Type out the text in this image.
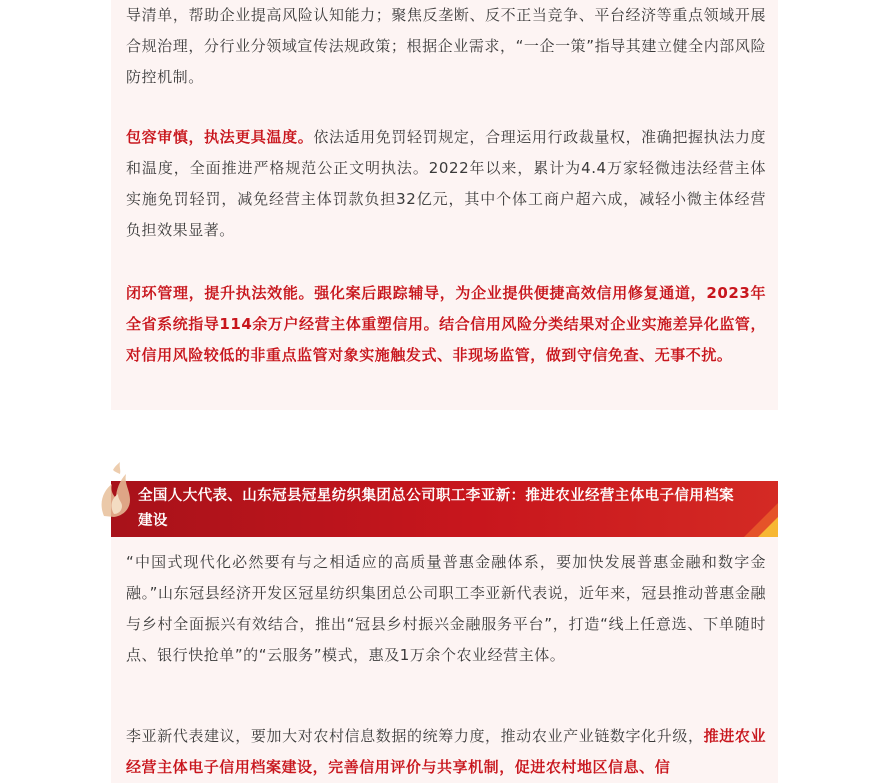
导清单，帮助企业提高风险认知能力；聚焦反垄断、反不正当竞争、平台经济等重点领域开展合规治理，分行业分领域宣传法规政策；根据企业需求，“一企一策”指导其建立健全内部风险防控机制。

包容审慎，执法更具温度。依法适用免罚轻罚规定，合理运用行政裁量权，准确把握执法力度和温度，全面推进严格规范公正文明执法。2022年以来，累计为4.4万家轻微违法经营主体实施免罚轻罚，减免经营主体罚款负担32亿元，其中个体工商户超六成，减轻小微主体经营负担效果显著。

闭环管理，提升执法效能。强化案后跟踪辅导，为企业提供便捷高效信用修复通道，2023年全省系统指导114余万户经营主体重塑信用。结合信用风险分类结果对企业实施差异化监管，对信用风险较低的非重点监管对象实施触发式、非现场监管，做到守信免查、无事不扰。

全国人大代表、山东冠县冠星纺织集团总公司职工李亚新：推进农业经营主体电子信用档案建设

“中国式现代化必然要有与之相适应的高质量普惠金融体系，要加快发展普惠金融和数字金融。”山东冠县经济开发区冠星纺织集团总公司职工李亚新代表说，近年来，冠县推动普惠金融与乡村全面振兴有效结合，推出“冠县乡村振兴金融服务平台”，打造“线上任意选、下单随时点、银行快抢单”的“云服务”模式，惠及1万余个农业经营主体。

李亚新代表建议，要加大对农村信息数据的统筹力度，推动农业产业链数字化升级，推进农业经营主体电子信用档案建设，完善信用评价与共享机制，促进农村地区信息、信
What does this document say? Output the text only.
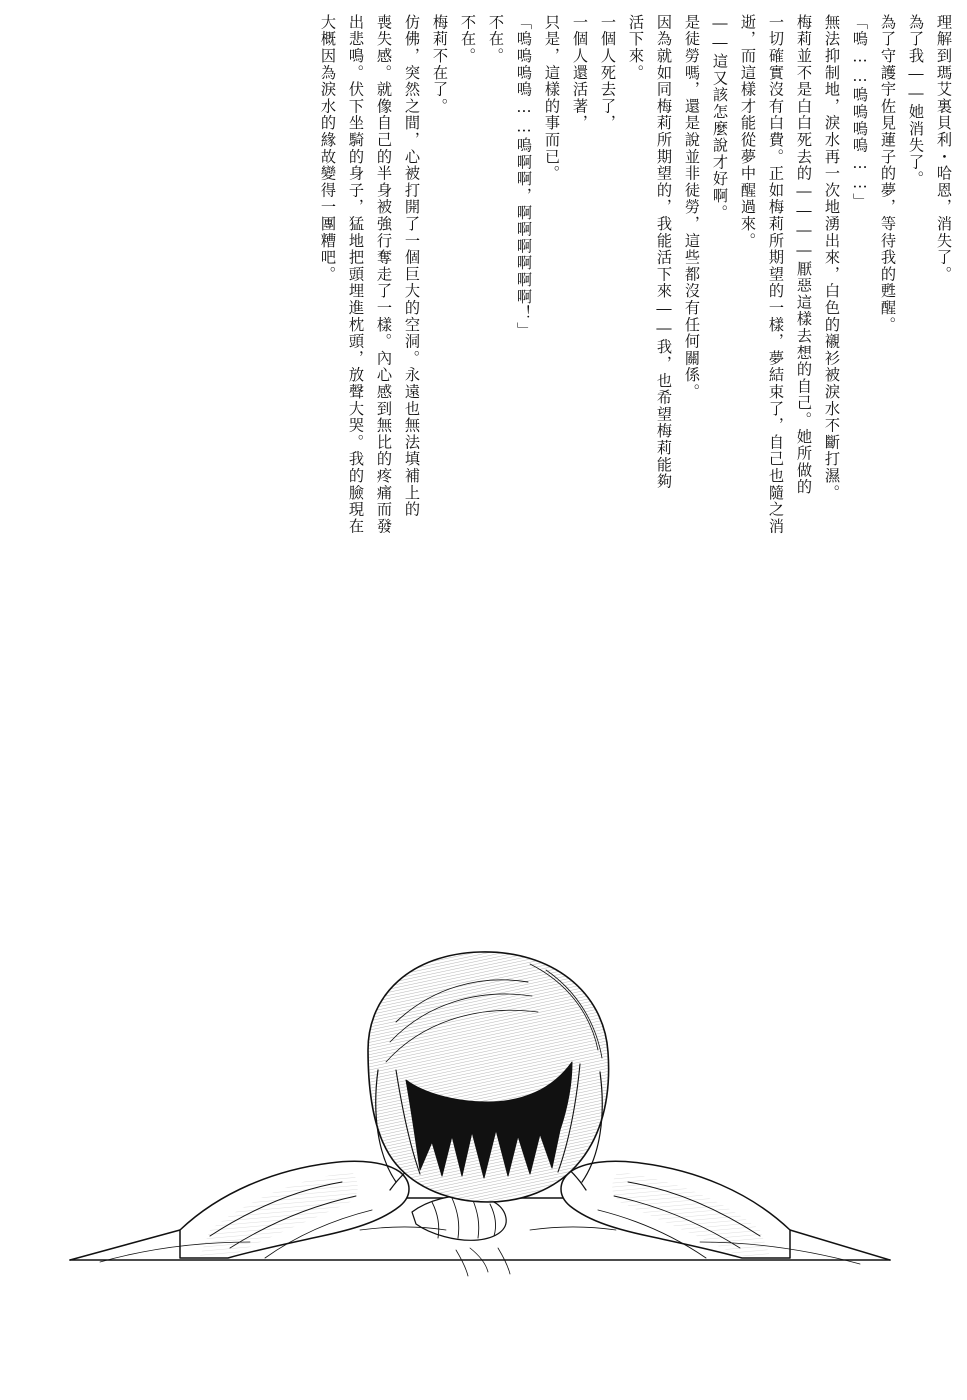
理解到瑪艾裏貝利・哈恩，消失了。
為了我――她消失了。
為了守護宇佐見蓮子的夢，等待我的甦醒。
「嗚……嗚嗚嗚嗚……」
無法抑制地，淚水再一次地湧出來，白色的襯衫被淚水不斷打濕。
梅莉並不是白白死去的――――厭惡這樣去想的自己。她所做的
一切確實沒有白費。正如梅莉所期望的一樣，夢結束了，自己也隨之消
逝，而這樣才能從夢中醒過來。
――這又該怎麼說才好啊。
是徒勞嗎，還是說並非徒勞，這些都沒有任何關係。
因為就如同梅莉所期望的，我能活下來――我，也希望梅莉能夠
活下來。
一個人死去了，
一個人還活著，
只是，這樣的事而已。
「嗚嗚嗚嗚……嗚啊啊，啊啊啊啊啊啊！」
不在。
不在。
梅莉不在了。
仿佛，突然之間，心被打開了一個巨大的空洞。永遠也無法填補上的
喪失感。就像自己的半身被強行奪走了一樣。內心感到無比的疼痛而發
出悲鳴。伏下坐騎的身子，猛地把頭埋進枕頭，放聲大哭。我的臉現在
大概因為淚水的緣故變得一團糟吧。
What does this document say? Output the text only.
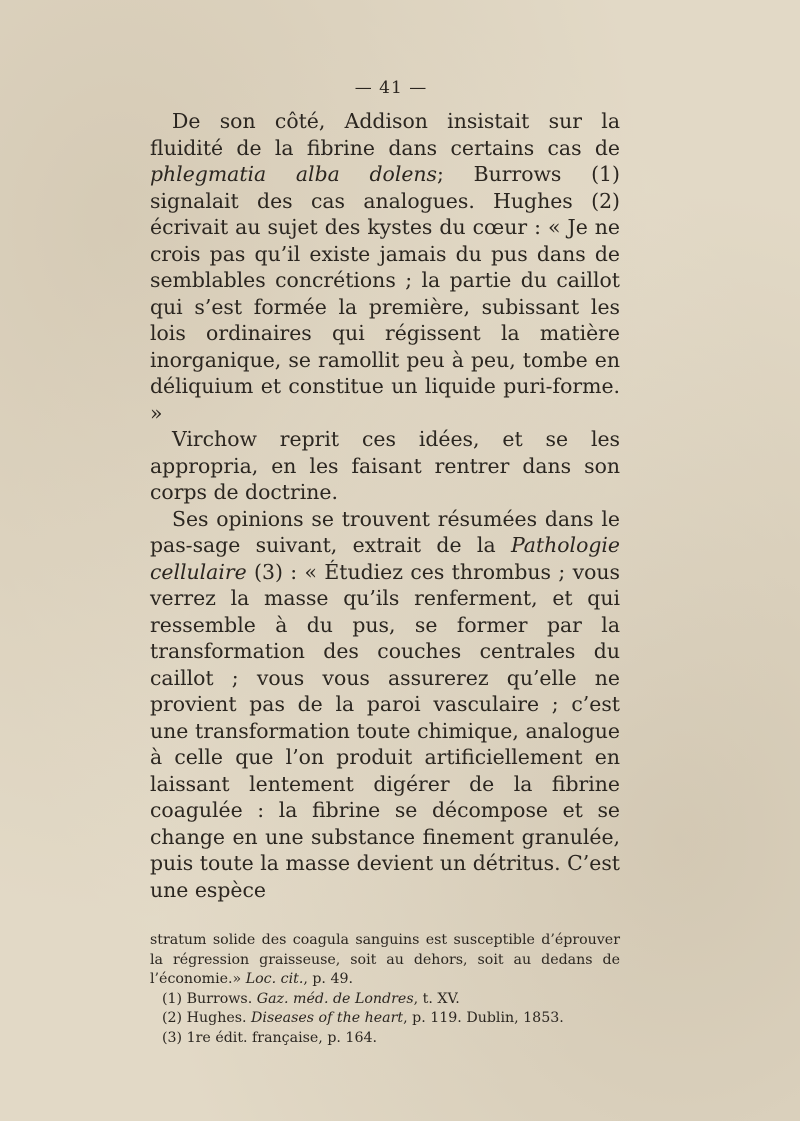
— 41 —

De son côté, Addison insistait sur la fluidité de la fibrine dans certains cas de phlegmatia alba dolens; Burrows (1) signalait des cas analogues. Hughes (2) écrivait au sujet des kystes du cœur : « Je ne crois pas qu’il existe jamais du pus dans de semblables concrétions ; la partie du caillot qui s’est formée la première, subissant les lois ordinaires qui régissent la matière inorganique, se ramollit peu à peu, tombe en déliquium et constitue un liquide puri-forme. »

Virchow reprit ces idées, et se les appropria, en les faisant rentrer dans son corps de doctrine.

Ses opinions se trouvent résumées dans le pas-sage suivant, extrait de la Pathologie cellulaire (3) : « Étudiez ces thrombus ; vous verrez la masse qu’ils renferment, et qui ressemble à du pus, se former par la transformation des couches centrales du caillot ; vous vous assurerez qu’elle ne provient pas de la paroi vasculaire ; c’est une transformation toute chimique, analogue à celle que l’on produit artificiellement en laissant lentement digérer de la fibrine coagulée : la fibrine se décompose et se change en une substance finement granulée, puis toute la masse devient un détritus. C’est une espèce

stratum solide des coagula sanguins est susceptible d’éprouver la régression graisseuse, soit au dehors, soit au dedans de l’économie.» Loc. cit., p. 49.

(1) Burrows. Gaz. méd. de Londres, t. XV.

(2) Hughes. Diseases of the heart, p. 119. Dublin, 1853.

(3) 1re édit. française, p. 164.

########################################

• _REQUIRED WORK_:
Omit the pictures and restate the rest of the records verbatim.

• _FINISHED ANSWER_:
Type out the text in this image.
导清单，帮助企业提高风险认知能力；聚焦反垄断、反不正当竞争、平台经济等重点领域开展合规治理，分行业分领域宣传法规政策；根据企业需求，“一企一策”指导其建立健全内部风险防控机制。

包容审慎，执法更具温度。依法适用免罚轻罚规定，合理运用行政裁量权，准确把握执法力度和温度，全面推进严格规范公正文明执法。2022年以来，累计为4.4万家轻微违法经营主体实施免罚轻罚，减免经营主体罚款负担32亿元，其中个体工商户超六成，减轻小微主体经营负担效果显著。

闭环管理，提升执法效能。强化案后跟踪辅导，为企业提供便捷高效信用修复通道，2023年全省系统指导114余万户经营主体重塑信用。结合信用风险分类结果对企业实施差异化监管，对信用风险较低的非重点监管对象实施触发式、非现场监管，做到守信免查、无事不扰。

全国人大代表、山东冠县冠星纺织集团总公司职工李亚新：推进农业经营主体电子信用档案建设

“中国式现代化必然要有与之相适应的高质量普惠金融体系，要加快发展普惠金融和数字金融。”山东冠县经济开发区冠星纺织集团总公司职工李亚新代表说，近年来，冠县推动普惠金融与乡村全面振兴有效结合，推出“冠县乡村振兴金融服务平台”，打造“线上任意选、下单随时点、银行快抢单”的“云服务”模式，惠及1万余个农业经营主体。

李亚新代表建议，要加大对农村信息数据的统筹力度，推动农业产业链数字化升级，推进农业经营主体电子信用档案建设，完善信用评价与共享机制，促进农村地区信息、信
What does this document say? Output the text only.
理解到瑪艾裏貝利・哈恩，消失了。
為了我――她消失了。
為了守護宇佐見蓮子的夢，等待我的甦醒。
「嗚……嗚嗚嗚嗚……」
無法抑制地，淚水再一次地湧出來，白色的襯衫被淚水不斷打濕。
梅莉並不是白白死去的――――厭惡這樣去想的自己。她所做的
一切確實沒有白費。正如梅莉所期望的一樣，夢結束了，自己也隨之消
逝，而這樣才能從夢中醒過來。
――這又該怎麼說才好啊。
是徒勞嗎，還是說並非徒勞，這些都沒有任何關係。
因為就如同梅莉所期望的，我能活下來――我，也希望梅莉能夠
活下來。
一個人死去了，
一個人還活著，
只是，這樣的事而已。
「嗚嗚嗚嗚……嗚啊啊，啊啊啊啊啊啊！」
不在。
不在。
梅莉不在了。
仿佛，突然之間，心被打開了一個巨大的空洞。永遠也無法填補上的
喪失感。就像自己的半身被強行奪走了一樣。內心感到無比的疼痛而發
出悲鳴。伏下坐騎的身子，猛地把頭埋進枕頭，放聲大哭。我的臉現在
大概因為淚水的緣故變得一團糟吧。
What does this document say? Output the text only.
— 41 —

De son côté, Addison insistait sur la fluidité de la fibrine dans certains cas de phlegmatia alba dolens; Burrows (1) signalait des cas analogues. Hughes (2) écrivait au sujet des kystes du cœur : « Je ne crois pas qu’il existe jamais du pus dans de semblables concrétions ; la partie du caillot qui s’est formée la première, subissant les lois ordinaires qui régissent la matière inorganique, se ramollit peu à peu, tombe en déliquium et constitue un liquide puri-forme. »

Virchow reprit ces idées, et se les appropria, en les faisant rentrer dans son corps de doctrine.

Ses opinions se trouvent résumées dans le pas-sage suivant, extrait de la Pathologie cellulaire (3) : « Étudiez ces thrombus ; vous verrez la masse qu’ils renferment, et qui ressemble à du pus, se former par la transformation des couches centrales du caillot ; vous vous assurerez qu’elle ne provient pas de la paroi vasculaire ; c’est une transformation toute chimique, analogue à celle que l’on produit artificiellement en laissant lentement digérer de la fibrine coagulée : la fibrine se décompose et se change en une substance finement granulée, puis toute la masse devient un détritus. C’est une espèce

stratum solide des coagula sanguins est susceptible d’éprouver la régression graisseuse, soit au dehors, soit au dedans de l’économie.» Loc. cit., p. 49.

(1) Burrows. Gaz. méd. de Londres, t. XV.

(2) Hughes. Diseases of the heart, p. 119. Dublin, 1853.

(3) 1re édit. française, p. 164.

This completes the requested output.